▶ **GOAL**: Write down each entry again, exactly as it reads.

▶ **DATA EXTRACT**:
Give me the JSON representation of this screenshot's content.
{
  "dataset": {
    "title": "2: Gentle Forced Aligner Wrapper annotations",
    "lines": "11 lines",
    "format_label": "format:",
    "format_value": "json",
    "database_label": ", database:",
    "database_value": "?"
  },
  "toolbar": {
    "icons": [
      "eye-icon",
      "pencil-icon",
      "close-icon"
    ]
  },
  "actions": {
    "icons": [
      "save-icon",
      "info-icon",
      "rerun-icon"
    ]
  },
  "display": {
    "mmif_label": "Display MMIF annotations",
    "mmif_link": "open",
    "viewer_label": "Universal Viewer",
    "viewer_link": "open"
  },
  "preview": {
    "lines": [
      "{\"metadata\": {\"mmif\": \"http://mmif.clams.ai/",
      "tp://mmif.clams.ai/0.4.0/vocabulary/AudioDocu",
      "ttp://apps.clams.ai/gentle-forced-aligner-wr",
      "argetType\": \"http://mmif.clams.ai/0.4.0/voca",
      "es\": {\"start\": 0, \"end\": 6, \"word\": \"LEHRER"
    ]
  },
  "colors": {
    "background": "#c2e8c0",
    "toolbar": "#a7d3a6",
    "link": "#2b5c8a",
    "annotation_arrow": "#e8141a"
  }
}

▶ **TASK RESULT**:
Give me the JSON representation of this screenshot's content.
{
  "dataset": {
    "title": "2: Gentle Forced Aligner Wrapper annotations",
    "lines": "11 lines",
    "format_label": "format:",
    "format_value": "json",
    "database_label": ", database:",
    "database_value": "?"
  },
  "toolbar": {
    "icons": [
      "eye-icon",
      "pencil-icon",
      "close-icon"
    ]
  },
  "actions": {
    "icons": [
      "save-icon",
      "info-icon",
      "rerun-icon"
    ]
  },
  "display": {
    "mmif_label": "Display MMIF annotations",
    "mmif_link": "open",
    "viewer_label": "Universal Viewer",
    "viewer_link": "open"
  },
  "preview": {
    "lines": [
      "{\"metadata\": {\"mmif\": \"http://mmif.clams.ai/",
      "tp://mmif.clams.ai/0.4.0/vocabulary/AudioDocu",
      "ttp://apps.clams.ai/gentle-forced-aligner-wr",
      "argetType\": \"http://mmif.clams.ai/0.4.0/voca",
      "es\": {\"start\": 0, \"end\": 6, \"word\": \"LEHRER"
    ]
  },
  "colors": {
    "background": "#c2e8c0",
    "toolbar": "#a7d3a6",
    "link": "#2b5c8a",
    "annotation_arrow": "#e8141a"
  }
}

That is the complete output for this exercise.